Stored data
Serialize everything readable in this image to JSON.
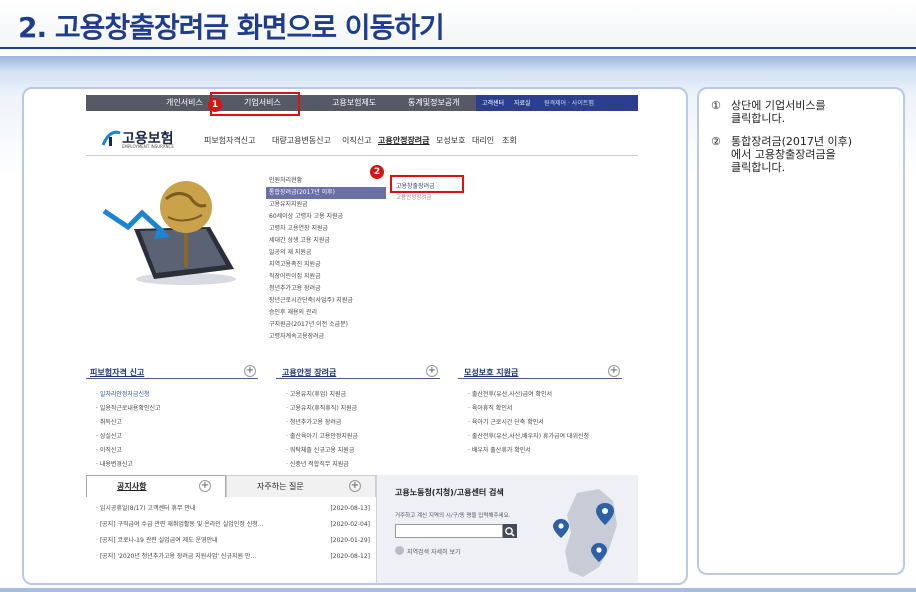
{
  "page": {
    "title": "2. 고용창출장려금 화면으로 이동하기"
  },
  "site": {
    "topnav": {
      "items": [
        "개인서비스",
        "기업서비스",
        "고용보험제도",
        "통계및정보공개"
      ],
      "right": [
        "고객센터",
        "자료실",
        "원격제어 · 사이트맵"
      ]
    },
    "logo": {
      "name": "고용보험",
      "sub": "EMPLOYMENT INSURANCE"
    },
    "menu": [
      "피보험자격신고",
      "대량고용변동신고",
      "이직신고",
      "고용안정장려금",
      "모성보호",
      "대리인",
      "조회"
    ],
    "dropdown": {
      "items": [
        "민원처리현황",
        "통합장려금(2017년 이후)",
        "고용유지지원금",
        "60세이상 고령자 고용 지원금",
        "고령자 고용연장 지원금",
        "세대간 상생 고용 지원금",
        "일공의 재 지원금",
        "지역고용촉진 지원금",
        "직장어린이집 지원금",
        "청년추가고용 장려금",
        "장년근로시간단축(사업주) 지원금",
        "승인후 재용의 관리",
        "구지원금(2017년 이전 소급분)",
        "고령자계속고용장려금"
      ],
      "selected_index": 1,
      "sub_items": [
        "고용창출장려금",
        "고용안정장려금"
      ]
    },
    "panels": [
      {
        "title": "피보험자격 신고",
        "items": [
          "일자리안정자금신청",
          "일용직근로내용확인신고",
          "취득신고",
          "상실신고",
          "이직신고",
          "내용변경신고"
        ],
        "highlight_index": 0
      },
      {
        "title": "고용안정 장려금",
        "items": [
          "고용유지(휴업) 지원금",
          "고용유지(휴직휴직) 지원금",
          "청년추가고용 장려금",
          "출산육아기 고용안정지원금",
          "워탁체졸 신규고용 지원금",
          "신중년 적합직무 지원금"
        ],
        "highlight_index": -1
      },
      {
        "title": "모성보호 지원금",
        "items": [
          "출산전후(유산,사산)급여 확인서",
          "육아휴직 확인서",
          "육아기 근로시간 단축 확인서",
          "출산전후(유산,사산,배우자) 휴가급여 대위신청",
          "배우자 출산휴가 확인서"
        ],
        "highlight_index": -1
      }
    ],
    "notices": {
      "tabs": [
        "공지사항",
        "자주하는 질문"
      ],
      "rows": [
        {
          "text": "임시공휴일(8/17) 고객센터 휴무 안내",
          "date": "[2020-08-13]"
        },
        {
          "text": "[공지] 구직급여 수급 관련 재취업활동 및 온라인 실업인정 신청...",
          "date": "[2020-02-04]"
        },
        {
          "text": "[공지] 코로나-19 관련 실업급여 제도 운영안내",
          "date": "[2020-01-29]"
        },
        {
          "text": "[공지] '2020년 청년추가고용 장려금 지원사업' 신규지원 안...",
          "date": "[2020-08-12]"
        }
      ]
    },
    "center_search": {
      "title": "고용노동청(지청)/고용센터 검색",
      "desc": "거주하고 계신 지역의 시/구/동 명을 입력해주세요.",
      "detail": "지역검색 자세히 보기"
    }
  },
  "badges": [
    "1",
    "2"
  ],
  "instructions": [
    {
      "num": "①",
      "text": "상단에 기업서비스를\n클릭합니다."
    },
    {
      "num": "②",
      "text": "통합장려금(2017년 이후)\n에서 고용창출장려금을\n클릭합니다."
    }
  ]
}
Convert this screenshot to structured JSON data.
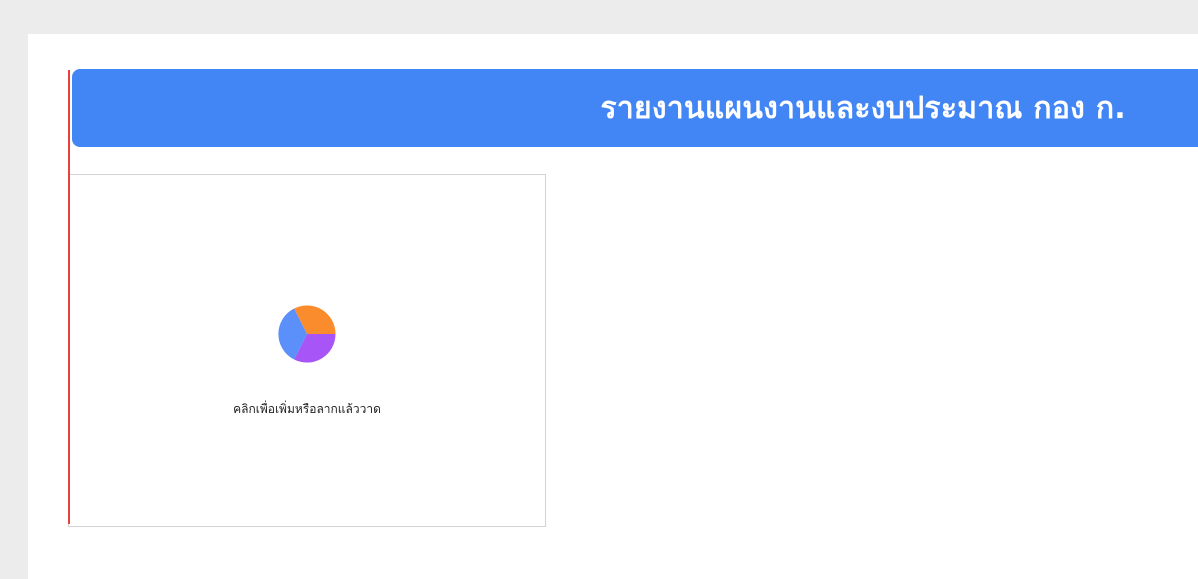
{
  "report": {
    "title": "รายงานแผนงานและงบประมาณ กอง ก."
  },
  "chart_placeholder": {
    "label": "คลิกเพื่อเพิ่มหรือลากแล้ววาด",
    "icon": "pie-chart-icon"
  },
  "colors": {
    "banner": "#4285f4",
    "guide_line": "#e8413a",
    "pie_orange": "#fb8c2d",
    "pie_purple": "#a855f7",
    "pie_blue": "#5b8ff9"
  }
}
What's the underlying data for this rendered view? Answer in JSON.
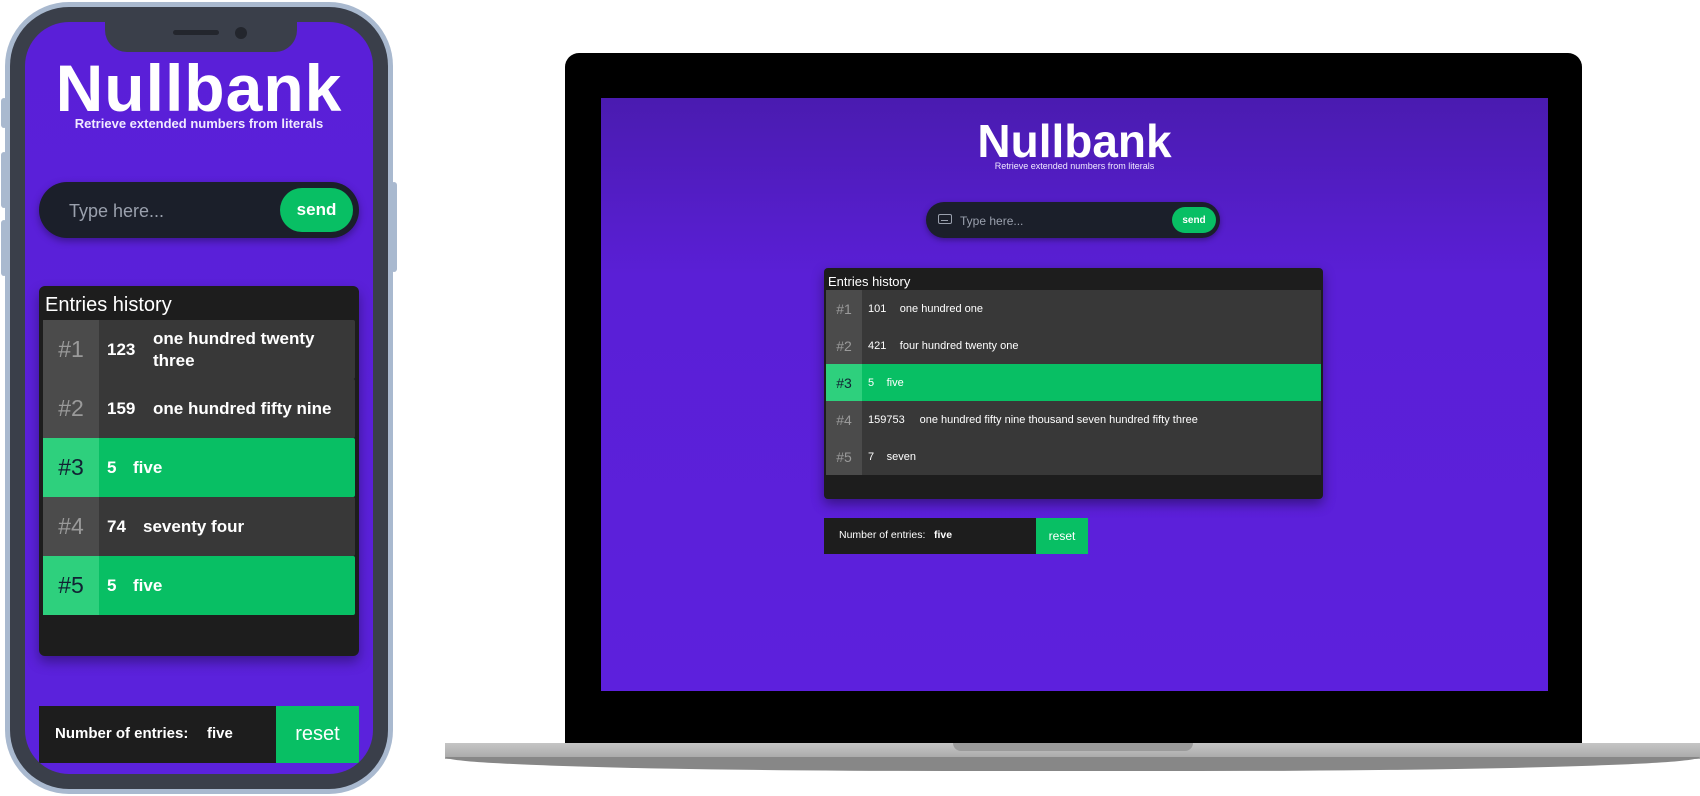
{
  "app": {
    "title": "Nullbank",
    "subtitle": "Retrieve extended numbers from literals"
  },
  "search": {
    "placeholder": "Type here...",
    "value": "",
    "send_label": "send",
    "keyboard_icon": "keyboard-icon"
  },
  "history_title": "Entries history",
  "footer": {
    "count_label": "Number of entries:",
    "reset_label": "reset"
  },
  "mobile": {
    "entry_count": "five",
    "entries": [
      {
        "index": "#1",
        "number": "123",
        "words": "one hundred twenty three",
        "active": false
      },
      {
        "index": "#2",
        "number": "159",
        "words": "one hundred fifty nine",
        "active": false
      },
      {
        "index": "#3",
        "number": "5",
        "words": "five",
        "active": true
      },
      {
        "index": "#4",
        "number": "74",
        "words": "seventy four",
        "active": false
      },
      {
        "index": "#5",
        "number": "5",
        "words": "five",
        "active": true
      }
    ]
  },
  "desktop": {
    "entry_count": "five",
    "entries": [
      {
        "index": "#1",
        "number": "101",
        "words": "one hundred one",
        "active": false
      },
      {
        "index": "#2",
        "number": "421",
        "words": "four hundred twenty one",
        "active": false
      },
      {
        "index": "#3",
        "number": "5",
        "words": "five",
        "active": true
      },
      {
        "index": "#4",
        "number": "159753",
        "words": "one hundred fifty nine thousand seven hundred fifty three",
        "active": false
      },
      {
        "index": "#5",
        "number": "7",
        "words": "seven",
        "active": false
      }
    ]
  },
  "colors": {
    "background_purple": "#5b22dc",
    "accent_green": "#08bf64",
    "panel_dark": "#1d1d1d",
    "row_gray": "#383838"
  }
}
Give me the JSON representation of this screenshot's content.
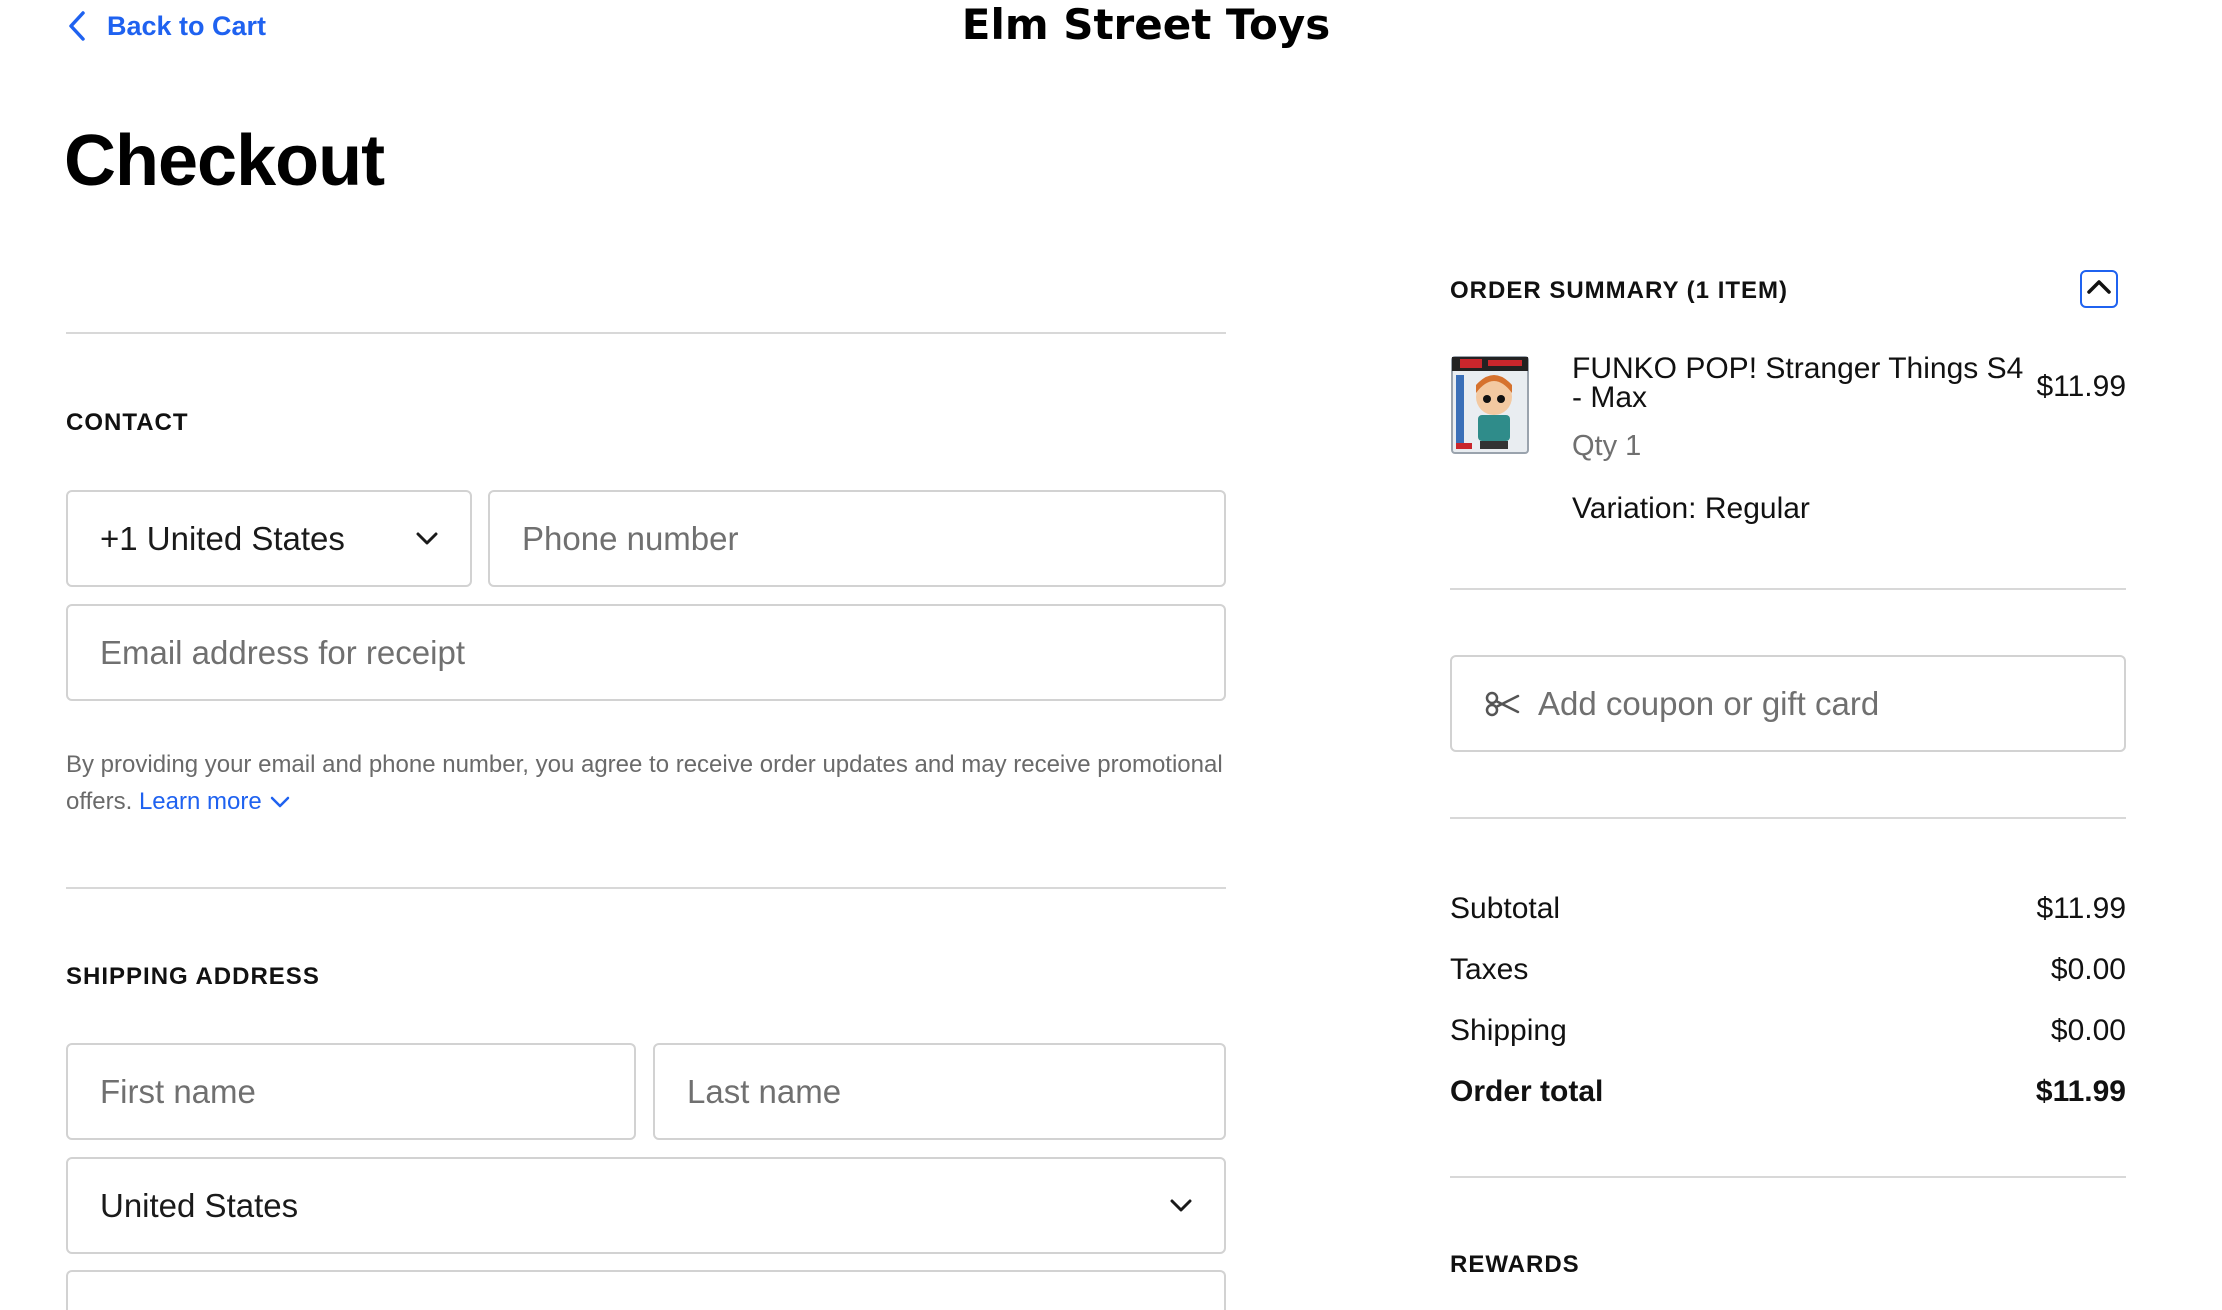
{
  "header": {
    "back_label": "Back to Cart",
    "store_name": "Elm Street Toys"
  },
  "page_title": "Checkout",
  "contact": {
    "section_label": "CONTACT",
    "country_code": "+1 United States",
    "phone_placeholder": "Phone number",
    "email_placeholder": "Email address for receipt",
    "disclaimer": "By providing your email and phone number, you agree to receive order updates and may receive promotional offers.",
    "learn_more": "Learn more"
  },
  "shipping": {
    "section_label": "SHIPPING ADDRESS",
    "first_name_placeholder": "First name",
    "last_name_placeholder": "Last name",
    "country": "United States"
  },
  "order_summary": {
    "title": "ORDER SUMMARY (1 ITEM)",
    "item": {
      "name": "FUNKO POP! Stranger Things S4 - Max",
      "price": "$11.99",
      "qty": "Qty 1",
      "variation": "Variation: Regular"
    },
    "coupon_placeholder": "Add coupon or gift card",
    "totals": [
      {
        "label": "Subtotal",
        "value": "$11.99"
      },
      {
        "label": "Taxes",
        "value": "$0.00"
      },
      {
        "label": "Shipping",
        "value": "$0.00"
      },
      {
        "label": "Order total",
        "value": "$11.99"
      }
    ],
    "rewards_label": "REWARDS"
  },
  "colors": {
    "accent": "#1f62f0",
    "border": "#d2d2d2",
    "divider": "#d8d8d8",
    "muted_text": "#6a6a6a"
  },
  "icons": {
    "back": "chevron-left-icon",
    "select": "chevron-down-icon",
    "learn_more": "chevron-down-icon",
    "summary_toggle": "chevron-up-icon",
    "coupon": "tag-icon"
  }
}
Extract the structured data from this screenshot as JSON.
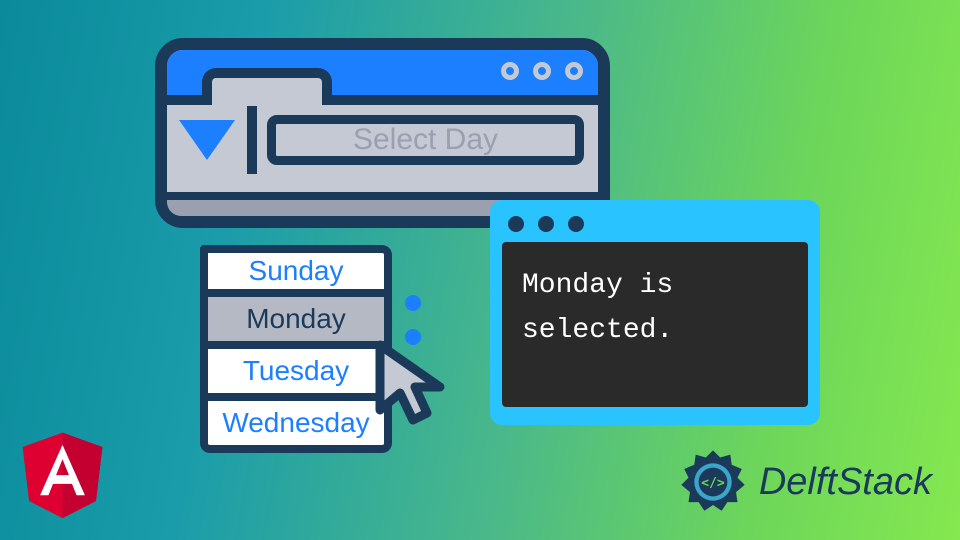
{
  "select": {
    "placeholder": "Select Day",
    "options": [
      "Sunday",
      "Monday",
      "Tuesday",
      "Wednesday"
    ],
    "selected_index": 1
  },
  "terminal": {
    "output": "Monday is selected."
  },
  "branding": {
    "site_name": "DelftStack"
  },
  "icons": {
    "framework": "angular-logo",
    "dropdown": "triangle-down-icon",
    "cursor": "cursor-arrow-icon"
  },
  "colors": {
    "dark_navy": "#1b3a5a",
    "blue": "#1b7fff",
    "cyan": "#29c4ff",
    "gray": "#c5c9d3",
    "angular_red": "#dd0031"
  }
}
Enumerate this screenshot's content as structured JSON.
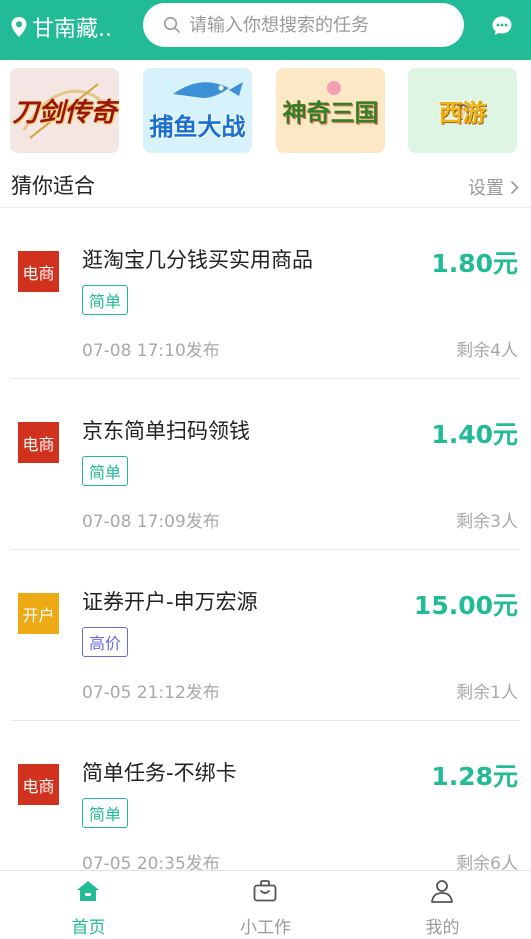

* [EXERCISE INSTRUCTIONS] Take every line above carrying "n클릭합니다" and return it.

* [WRITTEN SOLUTION]
      "text": "상단에 기업서비스를\n클릭합니다."
      "text": "통합장려금(2017년 이후)\n에서 고용창출장려금을\n클릭합니다."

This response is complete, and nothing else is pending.